[Data entries]
------------------------------------------------------------------------

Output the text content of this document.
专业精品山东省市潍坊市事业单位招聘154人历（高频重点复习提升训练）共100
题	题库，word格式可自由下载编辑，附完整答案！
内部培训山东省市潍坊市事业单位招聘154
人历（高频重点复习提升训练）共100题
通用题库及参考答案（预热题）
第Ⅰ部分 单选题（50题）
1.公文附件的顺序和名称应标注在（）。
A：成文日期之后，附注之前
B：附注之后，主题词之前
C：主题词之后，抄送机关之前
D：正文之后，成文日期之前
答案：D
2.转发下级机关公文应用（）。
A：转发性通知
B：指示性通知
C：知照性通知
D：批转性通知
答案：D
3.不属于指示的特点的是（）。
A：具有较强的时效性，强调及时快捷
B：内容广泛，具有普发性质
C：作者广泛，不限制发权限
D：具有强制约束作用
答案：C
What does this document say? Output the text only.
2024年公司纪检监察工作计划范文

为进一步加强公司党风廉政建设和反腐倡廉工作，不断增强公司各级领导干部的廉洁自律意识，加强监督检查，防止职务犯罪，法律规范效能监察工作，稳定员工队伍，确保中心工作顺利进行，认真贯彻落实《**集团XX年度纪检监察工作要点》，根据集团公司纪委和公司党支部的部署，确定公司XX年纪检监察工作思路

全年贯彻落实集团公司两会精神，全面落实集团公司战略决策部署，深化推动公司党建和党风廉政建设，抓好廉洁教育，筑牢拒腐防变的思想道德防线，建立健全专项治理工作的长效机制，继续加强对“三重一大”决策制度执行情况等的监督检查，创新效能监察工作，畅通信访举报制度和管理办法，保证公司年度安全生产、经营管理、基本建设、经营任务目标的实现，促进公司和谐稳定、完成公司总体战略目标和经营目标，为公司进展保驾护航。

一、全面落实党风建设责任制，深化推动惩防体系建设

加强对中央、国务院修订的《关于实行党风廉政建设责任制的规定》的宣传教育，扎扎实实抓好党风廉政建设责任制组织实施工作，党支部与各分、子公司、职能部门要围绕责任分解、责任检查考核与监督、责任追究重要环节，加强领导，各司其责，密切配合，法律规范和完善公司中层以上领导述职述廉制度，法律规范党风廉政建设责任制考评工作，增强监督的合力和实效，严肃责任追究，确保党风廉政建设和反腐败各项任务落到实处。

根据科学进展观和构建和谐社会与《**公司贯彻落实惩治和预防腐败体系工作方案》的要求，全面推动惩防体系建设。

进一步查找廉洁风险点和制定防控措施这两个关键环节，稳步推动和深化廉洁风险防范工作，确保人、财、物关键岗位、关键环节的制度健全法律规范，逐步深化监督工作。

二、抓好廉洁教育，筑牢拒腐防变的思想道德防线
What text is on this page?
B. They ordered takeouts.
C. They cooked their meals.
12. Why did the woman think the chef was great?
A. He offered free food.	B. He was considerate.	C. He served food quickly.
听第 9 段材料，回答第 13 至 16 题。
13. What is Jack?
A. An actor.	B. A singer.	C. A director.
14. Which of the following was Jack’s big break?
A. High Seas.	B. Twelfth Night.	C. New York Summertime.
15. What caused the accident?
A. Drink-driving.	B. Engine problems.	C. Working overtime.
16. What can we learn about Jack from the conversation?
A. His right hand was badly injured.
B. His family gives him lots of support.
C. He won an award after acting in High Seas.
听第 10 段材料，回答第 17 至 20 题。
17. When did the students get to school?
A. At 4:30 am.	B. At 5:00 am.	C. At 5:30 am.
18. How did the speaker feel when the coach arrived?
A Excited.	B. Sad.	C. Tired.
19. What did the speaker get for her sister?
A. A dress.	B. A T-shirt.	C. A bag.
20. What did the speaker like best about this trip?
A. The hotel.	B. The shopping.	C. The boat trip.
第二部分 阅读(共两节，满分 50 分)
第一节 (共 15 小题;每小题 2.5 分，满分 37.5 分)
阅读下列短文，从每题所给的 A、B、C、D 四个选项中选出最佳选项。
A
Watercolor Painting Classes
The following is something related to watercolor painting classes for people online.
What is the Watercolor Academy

------------------------------------------------------------------------

TASK → Gather all lines where the word "following" appears.

REPLY →
14. Which of the following was Jack’s big break?
The following is something related to watercolor painting classes for people online.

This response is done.